● TASK TO COMPLETE
Select from the data all lines with the word "environment".

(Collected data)
-- Begin --
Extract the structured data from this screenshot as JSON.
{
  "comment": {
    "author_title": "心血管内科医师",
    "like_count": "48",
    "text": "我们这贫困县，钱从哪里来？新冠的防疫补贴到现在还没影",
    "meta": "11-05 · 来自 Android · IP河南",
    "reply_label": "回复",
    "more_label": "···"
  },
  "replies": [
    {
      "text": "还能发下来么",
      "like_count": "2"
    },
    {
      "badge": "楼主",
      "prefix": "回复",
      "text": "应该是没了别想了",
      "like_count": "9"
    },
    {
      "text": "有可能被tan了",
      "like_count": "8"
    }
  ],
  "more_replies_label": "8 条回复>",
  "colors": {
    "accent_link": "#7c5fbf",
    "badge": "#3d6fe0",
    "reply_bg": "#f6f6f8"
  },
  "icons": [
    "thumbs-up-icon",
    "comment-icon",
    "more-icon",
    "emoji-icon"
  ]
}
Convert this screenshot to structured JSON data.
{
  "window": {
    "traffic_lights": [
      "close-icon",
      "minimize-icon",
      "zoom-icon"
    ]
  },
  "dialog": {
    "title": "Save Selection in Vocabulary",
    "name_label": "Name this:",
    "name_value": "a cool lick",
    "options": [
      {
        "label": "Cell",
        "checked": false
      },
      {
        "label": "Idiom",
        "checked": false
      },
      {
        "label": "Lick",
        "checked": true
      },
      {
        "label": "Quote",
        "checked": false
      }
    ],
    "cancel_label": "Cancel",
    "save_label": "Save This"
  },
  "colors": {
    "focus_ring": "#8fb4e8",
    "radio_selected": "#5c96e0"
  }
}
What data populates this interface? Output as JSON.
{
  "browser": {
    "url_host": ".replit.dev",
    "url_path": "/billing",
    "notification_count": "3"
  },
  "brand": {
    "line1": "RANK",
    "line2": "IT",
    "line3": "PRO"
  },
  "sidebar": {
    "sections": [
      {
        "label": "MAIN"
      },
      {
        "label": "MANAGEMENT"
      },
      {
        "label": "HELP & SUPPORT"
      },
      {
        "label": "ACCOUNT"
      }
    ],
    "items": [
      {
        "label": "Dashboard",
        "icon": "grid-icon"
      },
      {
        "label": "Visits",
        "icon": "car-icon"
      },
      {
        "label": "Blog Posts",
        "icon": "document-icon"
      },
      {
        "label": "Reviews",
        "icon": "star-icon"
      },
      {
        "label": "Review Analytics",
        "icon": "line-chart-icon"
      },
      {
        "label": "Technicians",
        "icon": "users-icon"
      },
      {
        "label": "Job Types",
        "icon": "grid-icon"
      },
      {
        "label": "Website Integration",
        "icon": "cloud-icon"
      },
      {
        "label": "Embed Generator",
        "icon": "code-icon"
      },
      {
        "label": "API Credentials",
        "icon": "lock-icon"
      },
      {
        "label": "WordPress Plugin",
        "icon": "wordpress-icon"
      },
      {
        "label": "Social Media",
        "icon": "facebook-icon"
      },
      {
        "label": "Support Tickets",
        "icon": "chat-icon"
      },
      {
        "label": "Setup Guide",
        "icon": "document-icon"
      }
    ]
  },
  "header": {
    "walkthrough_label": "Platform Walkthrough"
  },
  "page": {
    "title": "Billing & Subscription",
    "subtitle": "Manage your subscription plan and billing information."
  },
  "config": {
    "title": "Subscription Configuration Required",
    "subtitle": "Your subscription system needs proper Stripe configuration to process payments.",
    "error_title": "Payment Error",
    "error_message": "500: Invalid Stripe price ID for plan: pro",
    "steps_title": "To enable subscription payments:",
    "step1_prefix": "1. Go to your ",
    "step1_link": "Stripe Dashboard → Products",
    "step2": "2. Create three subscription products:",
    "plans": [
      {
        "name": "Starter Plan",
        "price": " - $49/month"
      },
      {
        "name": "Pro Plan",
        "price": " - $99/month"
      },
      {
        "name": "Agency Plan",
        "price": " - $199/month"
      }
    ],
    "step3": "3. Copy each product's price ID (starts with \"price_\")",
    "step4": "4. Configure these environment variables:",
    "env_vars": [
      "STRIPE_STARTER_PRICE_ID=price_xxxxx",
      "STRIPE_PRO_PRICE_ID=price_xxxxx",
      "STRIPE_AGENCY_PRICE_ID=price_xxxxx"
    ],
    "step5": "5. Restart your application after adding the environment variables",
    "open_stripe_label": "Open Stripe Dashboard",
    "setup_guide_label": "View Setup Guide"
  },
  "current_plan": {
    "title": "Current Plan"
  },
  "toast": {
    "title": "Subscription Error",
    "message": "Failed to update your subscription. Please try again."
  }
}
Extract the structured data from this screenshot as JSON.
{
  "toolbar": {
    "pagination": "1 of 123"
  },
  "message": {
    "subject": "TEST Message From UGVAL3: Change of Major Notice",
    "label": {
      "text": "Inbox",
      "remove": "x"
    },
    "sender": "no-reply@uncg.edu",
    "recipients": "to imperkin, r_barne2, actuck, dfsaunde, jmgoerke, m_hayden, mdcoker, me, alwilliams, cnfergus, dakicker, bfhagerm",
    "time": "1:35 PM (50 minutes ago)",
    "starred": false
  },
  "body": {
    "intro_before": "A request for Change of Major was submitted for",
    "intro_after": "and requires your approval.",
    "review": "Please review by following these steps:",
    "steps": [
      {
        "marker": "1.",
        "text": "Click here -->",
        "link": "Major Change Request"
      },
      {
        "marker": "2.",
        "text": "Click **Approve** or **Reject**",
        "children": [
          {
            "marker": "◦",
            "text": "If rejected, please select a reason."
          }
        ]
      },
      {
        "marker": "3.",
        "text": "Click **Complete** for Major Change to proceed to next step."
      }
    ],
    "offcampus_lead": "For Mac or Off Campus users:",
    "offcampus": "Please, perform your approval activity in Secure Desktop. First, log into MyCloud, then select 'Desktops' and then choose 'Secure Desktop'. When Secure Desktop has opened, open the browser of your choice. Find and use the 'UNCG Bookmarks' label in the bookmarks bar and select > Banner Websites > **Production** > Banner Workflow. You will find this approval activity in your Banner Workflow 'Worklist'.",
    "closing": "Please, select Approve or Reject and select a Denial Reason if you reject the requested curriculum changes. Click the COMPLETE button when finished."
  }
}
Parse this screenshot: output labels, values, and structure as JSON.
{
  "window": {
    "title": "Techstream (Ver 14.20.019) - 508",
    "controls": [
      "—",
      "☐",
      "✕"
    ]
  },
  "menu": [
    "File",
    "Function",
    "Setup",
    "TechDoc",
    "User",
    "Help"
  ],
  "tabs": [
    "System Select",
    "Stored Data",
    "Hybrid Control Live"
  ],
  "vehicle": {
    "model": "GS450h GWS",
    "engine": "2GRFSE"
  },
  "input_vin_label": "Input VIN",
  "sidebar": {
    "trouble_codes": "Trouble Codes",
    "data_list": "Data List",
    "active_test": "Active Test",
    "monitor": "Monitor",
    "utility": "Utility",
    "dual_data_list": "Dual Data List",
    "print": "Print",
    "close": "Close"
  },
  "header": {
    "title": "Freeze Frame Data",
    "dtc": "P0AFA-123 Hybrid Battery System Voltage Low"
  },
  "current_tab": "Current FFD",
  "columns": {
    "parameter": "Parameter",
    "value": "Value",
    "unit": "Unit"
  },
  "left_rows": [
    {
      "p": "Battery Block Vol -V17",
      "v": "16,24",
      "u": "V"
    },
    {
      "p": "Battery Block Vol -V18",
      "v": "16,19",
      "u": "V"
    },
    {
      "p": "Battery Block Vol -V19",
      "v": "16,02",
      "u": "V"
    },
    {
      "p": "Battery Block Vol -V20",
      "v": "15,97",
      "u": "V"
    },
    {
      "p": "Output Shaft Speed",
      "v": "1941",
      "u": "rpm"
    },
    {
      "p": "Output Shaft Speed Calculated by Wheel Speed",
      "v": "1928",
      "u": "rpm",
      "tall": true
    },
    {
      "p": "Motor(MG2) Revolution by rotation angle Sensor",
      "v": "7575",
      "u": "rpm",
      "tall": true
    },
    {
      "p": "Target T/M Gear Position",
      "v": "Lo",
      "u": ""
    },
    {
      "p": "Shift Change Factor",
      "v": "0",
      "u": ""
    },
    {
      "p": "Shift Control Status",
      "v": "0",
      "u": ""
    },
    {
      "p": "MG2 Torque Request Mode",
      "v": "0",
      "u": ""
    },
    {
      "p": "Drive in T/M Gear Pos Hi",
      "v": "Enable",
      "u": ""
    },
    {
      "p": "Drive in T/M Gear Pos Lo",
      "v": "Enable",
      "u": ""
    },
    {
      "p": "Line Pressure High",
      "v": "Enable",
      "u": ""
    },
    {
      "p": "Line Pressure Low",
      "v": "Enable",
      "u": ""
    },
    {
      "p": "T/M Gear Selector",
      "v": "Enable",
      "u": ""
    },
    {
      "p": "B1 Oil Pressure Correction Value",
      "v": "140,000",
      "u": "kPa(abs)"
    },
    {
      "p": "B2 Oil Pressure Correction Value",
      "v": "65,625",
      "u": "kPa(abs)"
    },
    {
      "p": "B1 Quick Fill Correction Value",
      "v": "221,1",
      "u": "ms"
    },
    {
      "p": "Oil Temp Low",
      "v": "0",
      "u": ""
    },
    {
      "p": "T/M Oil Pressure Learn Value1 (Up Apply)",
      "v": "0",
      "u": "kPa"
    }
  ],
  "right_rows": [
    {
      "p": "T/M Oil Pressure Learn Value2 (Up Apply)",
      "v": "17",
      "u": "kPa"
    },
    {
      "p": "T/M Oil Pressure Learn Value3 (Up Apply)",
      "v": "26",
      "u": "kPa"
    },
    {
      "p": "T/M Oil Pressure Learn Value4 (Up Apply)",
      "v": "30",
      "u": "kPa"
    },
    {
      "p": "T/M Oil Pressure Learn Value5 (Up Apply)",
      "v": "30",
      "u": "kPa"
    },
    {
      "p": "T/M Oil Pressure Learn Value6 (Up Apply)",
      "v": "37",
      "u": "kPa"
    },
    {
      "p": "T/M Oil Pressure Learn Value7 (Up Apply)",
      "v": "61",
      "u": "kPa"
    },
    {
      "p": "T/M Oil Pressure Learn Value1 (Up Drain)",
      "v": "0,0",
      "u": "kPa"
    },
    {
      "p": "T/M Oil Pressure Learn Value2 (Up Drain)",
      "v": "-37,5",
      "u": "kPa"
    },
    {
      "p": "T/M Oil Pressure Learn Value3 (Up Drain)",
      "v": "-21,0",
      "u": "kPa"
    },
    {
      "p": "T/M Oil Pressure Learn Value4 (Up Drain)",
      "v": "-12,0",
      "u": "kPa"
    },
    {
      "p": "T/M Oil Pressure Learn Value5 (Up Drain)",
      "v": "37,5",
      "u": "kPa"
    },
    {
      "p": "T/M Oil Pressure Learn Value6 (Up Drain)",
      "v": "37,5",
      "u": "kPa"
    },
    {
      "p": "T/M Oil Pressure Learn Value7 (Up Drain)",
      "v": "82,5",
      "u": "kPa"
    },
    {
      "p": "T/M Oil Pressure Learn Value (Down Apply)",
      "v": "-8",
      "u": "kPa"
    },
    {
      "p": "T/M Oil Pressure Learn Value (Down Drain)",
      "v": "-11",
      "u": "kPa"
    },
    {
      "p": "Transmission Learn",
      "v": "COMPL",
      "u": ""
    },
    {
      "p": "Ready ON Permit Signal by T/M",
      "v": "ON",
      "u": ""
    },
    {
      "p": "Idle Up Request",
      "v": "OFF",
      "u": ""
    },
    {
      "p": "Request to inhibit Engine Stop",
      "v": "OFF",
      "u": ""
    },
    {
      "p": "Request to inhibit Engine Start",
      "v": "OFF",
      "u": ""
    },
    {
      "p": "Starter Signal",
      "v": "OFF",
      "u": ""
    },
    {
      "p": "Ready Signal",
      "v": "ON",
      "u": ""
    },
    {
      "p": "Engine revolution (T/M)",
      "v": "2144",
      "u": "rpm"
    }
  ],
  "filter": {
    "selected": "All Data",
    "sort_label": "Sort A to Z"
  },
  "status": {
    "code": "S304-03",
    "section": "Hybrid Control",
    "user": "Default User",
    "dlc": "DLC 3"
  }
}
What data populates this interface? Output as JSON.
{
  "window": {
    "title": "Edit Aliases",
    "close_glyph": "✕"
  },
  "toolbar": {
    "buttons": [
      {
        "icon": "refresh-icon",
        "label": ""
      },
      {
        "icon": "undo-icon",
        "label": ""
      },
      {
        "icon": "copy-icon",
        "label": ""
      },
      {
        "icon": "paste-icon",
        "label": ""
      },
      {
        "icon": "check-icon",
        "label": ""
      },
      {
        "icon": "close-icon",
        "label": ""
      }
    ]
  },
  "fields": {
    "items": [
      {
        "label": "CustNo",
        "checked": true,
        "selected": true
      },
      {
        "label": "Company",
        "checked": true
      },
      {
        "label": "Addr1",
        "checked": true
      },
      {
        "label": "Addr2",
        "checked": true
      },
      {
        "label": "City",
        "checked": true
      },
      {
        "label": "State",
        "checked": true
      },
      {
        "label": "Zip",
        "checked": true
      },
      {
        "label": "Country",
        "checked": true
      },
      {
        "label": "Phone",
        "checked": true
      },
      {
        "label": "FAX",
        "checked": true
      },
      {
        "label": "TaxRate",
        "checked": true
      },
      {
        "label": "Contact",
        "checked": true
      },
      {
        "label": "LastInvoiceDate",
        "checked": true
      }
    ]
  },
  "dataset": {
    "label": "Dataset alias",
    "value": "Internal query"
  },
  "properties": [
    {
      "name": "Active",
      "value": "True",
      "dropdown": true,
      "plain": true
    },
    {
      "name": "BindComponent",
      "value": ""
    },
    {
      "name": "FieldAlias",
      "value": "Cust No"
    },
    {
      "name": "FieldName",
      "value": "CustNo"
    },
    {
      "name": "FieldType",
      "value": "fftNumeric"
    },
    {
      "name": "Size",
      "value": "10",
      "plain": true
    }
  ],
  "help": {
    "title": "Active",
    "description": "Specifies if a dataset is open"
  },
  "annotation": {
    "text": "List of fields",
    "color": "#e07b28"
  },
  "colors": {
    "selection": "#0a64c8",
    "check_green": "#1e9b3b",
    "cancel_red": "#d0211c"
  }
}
-- End --
● RESULT FOR THIS TASK
    "step4": "4. Configure these environment variables:",
    "step5": "5. Restart your application after adding the environment variables",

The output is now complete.